───── LISTED RECORDS ─────

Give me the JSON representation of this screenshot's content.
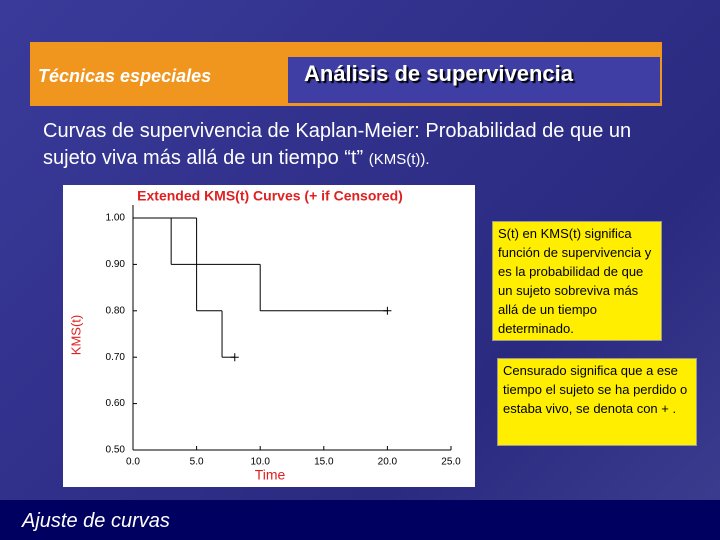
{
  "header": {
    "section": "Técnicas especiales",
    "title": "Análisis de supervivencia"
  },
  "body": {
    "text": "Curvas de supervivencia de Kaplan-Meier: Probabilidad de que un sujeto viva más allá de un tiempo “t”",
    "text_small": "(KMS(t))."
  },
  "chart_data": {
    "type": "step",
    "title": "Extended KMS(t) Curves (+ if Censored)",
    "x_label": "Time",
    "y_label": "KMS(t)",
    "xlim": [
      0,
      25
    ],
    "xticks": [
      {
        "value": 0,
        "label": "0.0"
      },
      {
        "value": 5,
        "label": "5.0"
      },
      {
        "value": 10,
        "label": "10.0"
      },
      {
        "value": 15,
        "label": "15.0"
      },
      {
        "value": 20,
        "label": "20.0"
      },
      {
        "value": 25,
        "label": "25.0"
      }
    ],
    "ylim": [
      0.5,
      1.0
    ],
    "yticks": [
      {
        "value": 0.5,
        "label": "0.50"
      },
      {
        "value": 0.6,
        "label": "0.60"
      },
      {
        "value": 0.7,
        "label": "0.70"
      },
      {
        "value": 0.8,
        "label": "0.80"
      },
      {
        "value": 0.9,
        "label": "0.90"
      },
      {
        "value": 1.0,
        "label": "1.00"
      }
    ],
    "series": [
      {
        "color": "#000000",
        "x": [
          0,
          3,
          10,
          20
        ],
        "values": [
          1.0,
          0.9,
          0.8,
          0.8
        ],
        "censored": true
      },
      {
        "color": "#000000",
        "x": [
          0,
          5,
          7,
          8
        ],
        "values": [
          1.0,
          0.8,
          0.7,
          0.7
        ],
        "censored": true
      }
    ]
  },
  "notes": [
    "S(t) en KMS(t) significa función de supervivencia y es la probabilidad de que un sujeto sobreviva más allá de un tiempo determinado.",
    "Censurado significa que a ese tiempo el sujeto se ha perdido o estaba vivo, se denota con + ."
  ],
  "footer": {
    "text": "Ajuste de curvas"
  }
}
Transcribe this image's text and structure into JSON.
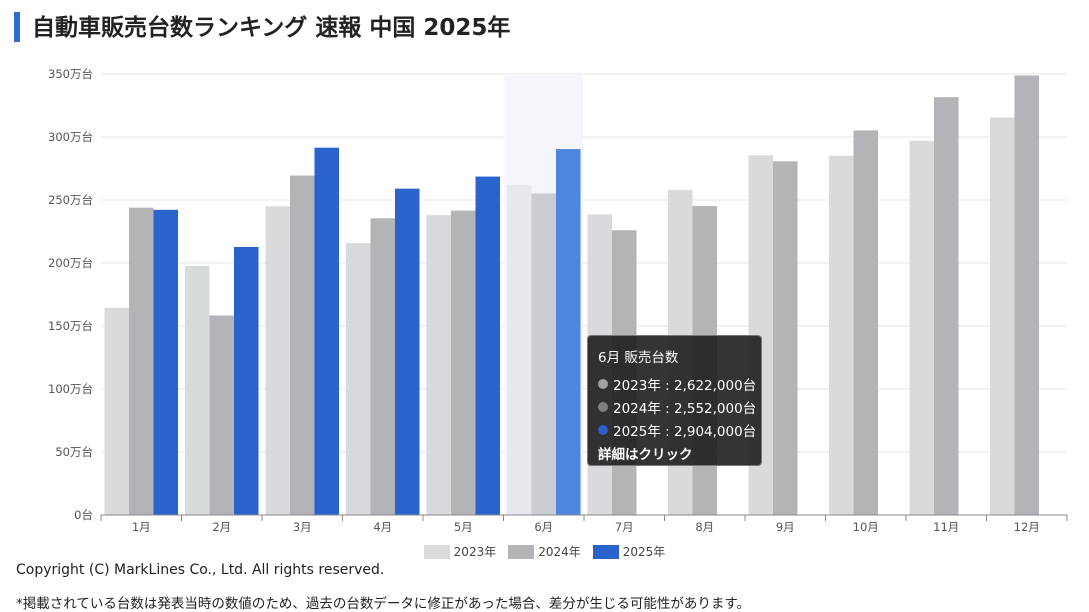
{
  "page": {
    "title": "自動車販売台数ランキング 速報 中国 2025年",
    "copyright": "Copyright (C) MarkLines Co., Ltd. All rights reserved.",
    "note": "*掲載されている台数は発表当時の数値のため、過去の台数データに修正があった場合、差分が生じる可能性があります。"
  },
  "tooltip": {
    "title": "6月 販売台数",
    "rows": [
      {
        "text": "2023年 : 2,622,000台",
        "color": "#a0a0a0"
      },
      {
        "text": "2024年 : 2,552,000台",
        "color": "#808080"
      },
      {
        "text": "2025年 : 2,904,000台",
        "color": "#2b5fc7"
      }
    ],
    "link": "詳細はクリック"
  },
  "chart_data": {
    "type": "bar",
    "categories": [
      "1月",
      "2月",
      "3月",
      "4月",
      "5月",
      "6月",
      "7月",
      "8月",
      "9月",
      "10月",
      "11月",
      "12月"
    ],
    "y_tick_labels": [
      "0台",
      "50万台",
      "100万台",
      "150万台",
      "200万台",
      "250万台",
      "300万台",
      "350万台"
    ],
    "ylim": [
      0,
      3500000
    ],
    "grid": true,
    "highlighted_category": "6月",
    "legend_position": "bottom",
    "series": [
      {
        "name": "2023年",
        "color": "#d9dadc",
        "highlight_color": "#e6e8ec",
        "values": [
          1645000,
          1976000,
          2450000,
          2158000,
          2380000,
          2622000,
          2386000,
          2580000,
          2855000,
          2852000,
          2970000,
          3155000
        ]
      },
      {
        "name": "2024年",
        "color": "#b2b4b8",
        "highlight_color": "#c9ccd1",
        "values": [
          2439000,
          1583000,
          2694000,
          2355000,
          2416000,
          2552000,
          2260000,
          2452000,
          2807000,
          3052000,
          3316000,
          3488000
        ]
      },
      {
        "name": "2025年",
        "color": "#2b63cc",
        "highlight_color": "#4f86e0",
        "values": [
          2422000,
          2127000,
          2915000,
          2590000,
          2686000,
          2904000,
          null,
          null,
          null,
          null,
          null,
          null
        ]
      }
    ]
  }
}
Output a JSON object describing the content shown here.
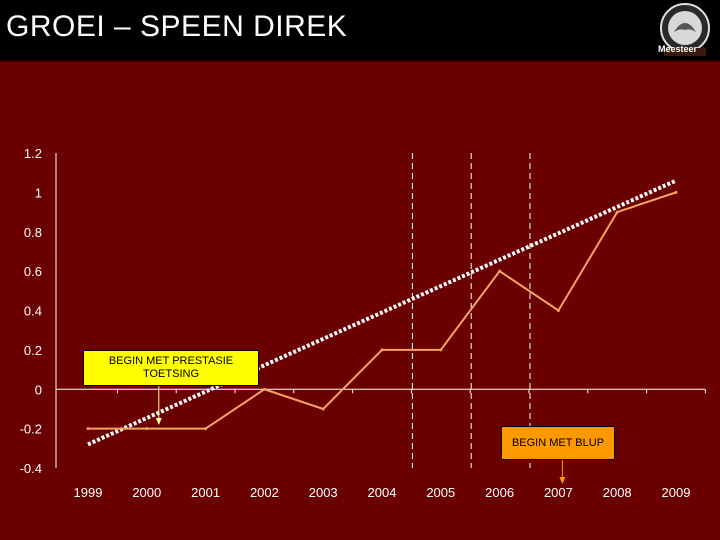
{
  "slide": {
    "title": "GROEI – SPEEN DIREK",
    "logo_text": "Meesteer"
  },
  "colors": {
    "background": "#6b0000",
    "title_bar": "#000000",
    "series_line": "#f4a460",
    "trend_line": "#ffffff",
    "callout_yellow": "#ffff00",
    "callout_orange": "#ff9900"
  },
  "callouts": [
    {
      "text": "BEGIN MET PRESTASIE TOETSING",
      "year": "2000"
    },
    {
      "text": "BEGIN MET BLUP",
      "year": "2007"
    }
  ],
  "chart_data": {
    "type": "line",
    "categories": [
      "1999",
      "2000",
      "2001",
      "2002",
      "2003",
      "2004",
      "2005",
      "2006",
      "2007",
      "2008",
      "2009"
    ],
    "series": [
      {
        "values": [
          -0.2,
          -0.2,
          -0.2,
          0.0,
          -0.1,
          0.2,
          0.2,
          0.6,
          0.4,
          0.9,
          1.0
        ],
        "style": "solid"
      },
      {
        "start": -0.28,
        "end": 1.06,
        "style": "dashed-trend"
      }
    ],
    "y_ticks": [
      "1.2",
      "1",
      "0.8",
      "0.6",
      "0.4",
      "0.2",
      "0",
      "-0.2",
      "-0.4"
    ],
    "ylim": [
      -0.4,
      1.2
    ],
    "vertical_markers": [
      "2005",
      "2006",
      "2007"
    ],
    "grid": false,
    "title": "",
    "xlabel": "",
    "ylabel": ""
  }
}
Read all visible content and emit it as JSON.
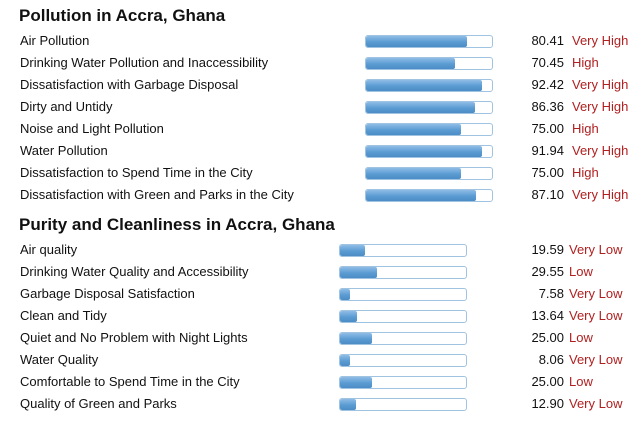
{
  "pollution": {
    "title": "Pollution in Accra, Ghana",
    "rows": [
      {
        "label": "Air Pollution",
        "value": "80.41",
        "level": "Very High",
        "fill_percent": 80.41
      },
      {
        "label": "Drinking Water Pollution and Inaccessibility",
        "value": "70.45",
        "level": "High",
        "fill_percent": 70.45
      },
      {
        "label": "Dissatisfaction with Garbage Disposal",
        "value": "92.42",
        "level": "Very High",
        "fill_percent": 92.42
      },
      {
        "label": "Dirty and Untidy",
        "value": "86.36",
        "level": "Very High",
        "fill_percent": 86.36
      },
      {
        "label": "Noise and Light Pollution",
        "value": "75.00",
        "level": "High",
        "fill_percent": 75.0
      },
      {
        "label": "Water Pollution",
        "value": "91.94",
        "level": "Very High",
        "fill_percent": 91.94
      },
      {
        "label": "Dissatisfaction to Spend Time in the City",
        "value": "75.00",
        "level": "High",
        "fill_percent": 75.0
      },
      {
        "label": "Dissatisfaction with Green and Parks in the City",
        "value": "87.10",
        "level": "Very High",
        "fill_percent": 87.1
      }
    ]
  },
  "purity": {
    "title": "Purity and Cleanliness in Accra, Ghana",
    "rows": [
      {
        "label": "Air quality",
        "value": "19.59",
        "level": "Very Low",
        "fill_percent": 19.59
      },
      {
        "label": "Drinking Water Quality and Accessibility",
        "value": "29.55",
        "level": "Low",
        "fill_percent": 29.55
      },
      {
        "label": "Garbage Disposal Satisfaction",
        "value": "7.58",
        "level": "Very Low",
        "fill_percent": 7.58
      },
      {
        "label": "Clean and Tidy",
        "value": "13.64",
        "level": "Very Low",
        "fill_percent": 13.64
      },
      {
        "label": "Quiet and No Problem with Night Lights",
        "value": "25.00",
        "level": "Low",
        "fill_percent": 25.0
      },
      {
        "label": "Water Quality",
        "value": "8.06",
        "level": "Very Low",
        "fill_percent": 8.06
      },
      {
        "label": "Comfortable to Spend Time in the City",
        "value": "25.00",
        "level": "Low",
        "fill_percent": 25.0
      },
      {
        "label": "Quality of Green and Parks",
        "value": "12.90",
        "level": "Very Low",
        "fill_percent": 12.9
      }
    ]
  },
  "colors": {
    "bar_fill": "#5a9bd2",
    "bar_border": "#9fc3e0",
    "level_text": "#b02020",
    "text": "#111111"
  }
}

─────

TASK GOAL
Scan the listing above. Collect all lines with the word "Ghana".

SOLUTION FOR THIS TASK
    "title": "Pollution in Accra, Ghana",
    "title": "Purity and Cleanliness in Accra, Ghana",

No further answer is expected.